Dataset items
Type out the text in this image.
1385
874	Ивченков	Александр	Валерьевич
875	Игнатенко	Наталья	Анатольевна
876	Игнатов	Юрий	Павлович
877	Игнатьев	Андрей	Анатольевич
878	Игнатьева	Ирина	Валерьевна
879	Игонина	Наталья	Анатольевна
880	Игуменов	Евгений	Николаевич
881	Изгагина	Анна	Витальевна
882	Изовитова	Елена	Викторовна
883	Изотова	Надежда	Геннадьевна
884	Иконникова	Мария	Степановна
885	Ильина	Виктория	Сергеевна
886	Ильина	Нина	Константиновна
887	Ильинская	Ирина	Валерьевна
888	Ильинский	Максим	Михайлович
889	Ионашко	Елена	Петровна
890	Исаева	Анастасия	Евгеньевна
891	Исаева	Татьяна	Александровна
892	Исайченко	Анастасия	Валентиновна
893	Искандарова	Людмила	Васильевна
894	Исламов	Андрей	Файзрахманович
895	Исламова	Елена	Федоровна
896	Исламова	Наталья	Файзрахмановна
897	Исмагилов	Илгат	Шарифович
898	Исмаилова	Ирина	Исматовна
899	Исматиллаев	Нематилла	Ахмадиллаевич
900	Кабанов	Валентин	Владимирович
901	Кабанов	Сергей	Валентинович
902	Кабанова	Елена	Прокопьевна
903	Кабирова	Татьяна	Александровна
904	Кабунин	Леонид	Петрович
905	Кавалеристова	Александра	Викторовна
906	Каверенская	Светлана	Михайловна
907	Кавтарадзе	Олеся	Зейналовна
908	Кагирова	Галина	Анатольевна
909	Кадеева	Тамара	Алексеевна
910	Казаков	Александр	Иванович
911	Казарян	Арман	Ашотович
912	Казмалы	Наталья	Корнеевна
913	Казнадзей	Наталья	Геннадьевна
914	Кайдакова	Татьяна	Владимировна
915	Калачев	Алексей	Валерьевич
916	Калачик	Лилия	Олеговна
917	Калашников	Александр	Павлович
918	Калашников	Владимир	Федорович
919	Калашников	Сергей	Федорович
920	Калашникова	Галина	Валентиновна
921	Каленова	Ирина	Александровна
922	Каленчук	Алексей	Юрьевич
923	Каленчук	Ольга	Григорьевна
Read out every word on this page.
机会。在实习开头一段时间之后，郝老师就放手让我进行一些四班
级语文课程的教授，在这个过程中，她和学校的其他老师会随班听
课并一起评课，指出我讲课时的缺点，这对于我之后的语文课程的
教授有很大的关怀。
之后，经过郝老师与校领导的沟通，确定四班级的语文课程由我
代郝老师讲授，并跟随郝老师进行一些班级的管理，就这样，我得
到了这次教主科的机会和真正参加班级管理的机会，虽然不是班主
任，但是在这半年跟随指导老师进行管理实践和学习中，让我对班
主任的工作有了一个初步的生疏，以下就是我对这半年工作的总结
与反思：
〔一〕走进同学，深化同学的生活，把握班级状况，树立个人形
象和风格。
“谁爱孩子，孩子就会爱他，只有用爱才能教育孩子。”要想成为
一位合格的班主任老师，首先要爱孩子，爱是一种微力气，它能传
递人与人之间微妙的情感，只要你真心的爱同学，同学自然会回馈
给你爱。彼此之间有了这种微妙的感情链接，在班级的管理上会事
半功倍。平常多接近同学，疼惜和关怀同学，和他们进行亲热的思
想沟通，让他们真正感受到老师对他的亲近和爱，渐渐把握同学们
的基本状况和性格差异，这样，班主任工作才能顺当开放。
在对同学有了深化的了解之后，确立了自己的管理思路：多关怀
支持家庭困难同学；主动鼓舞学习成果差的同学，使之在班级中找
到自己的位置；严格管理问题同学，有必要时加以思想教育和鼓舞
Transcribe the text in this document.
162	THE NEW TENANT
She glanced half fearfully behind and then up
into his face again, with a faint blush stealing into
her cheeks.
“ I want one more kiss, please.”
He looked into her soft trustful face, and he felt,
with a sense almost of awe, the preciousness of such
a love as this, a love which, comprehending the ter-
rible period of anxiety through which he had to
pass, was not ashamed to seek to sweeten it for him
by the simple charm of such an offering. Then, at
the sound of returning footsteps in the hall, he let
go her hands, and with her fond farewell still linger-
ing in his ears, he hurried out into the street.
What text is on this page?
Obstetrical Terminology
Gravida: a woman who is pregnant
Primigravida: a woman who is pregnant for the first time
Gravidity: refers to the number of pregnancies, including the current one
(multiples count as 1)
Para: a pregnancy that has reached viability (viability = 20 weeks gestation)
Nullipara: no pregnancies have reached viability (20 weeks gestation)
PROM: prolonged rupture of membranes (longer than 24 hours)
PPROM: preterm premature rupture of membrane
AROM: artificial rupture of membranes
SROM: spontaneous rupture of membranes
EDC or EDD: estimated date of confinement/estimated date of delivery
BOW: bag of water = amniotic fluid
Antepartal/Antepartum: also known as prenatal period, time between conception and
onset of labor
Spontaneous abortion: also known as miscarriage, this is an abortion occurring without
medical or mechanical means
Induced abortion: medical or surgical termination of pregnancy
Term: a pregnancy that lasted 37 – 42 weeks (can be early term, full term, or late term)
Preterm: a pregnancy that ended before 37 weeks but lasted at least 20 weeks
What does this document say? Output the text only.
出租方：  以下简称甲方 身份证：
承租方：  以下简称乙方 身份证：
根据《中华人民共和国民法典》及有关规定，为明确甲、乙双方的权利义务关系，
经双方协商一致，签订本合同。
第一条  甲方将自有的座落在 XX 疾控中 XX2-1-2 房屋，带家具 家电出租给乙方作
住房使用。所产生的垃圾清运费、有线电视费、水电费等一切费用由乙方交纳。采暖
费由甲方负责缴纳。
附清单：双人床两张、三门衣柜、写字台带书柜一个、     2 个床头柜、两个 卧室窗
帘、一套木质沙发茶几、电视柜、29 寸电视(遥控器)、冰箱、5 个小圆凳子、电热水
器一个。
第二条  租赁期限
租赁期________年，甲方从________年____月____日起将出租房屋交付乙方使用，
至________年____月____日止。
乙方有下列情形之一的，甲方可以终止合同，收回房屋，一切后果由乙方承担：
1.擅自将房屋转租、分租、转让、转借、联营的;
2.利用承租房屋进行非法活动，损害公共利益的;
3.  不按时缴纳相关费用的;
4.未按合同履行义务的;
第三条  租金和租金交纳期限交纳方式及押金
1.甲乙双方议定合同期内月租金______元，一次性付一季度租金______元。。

REQUIREMENTS
Leave out every line without the string "Федорович" and copy the rest.

TASK RESPONSE
918	Калашников	Владимир	Федорович
919	Калашников	Сергей	Федорович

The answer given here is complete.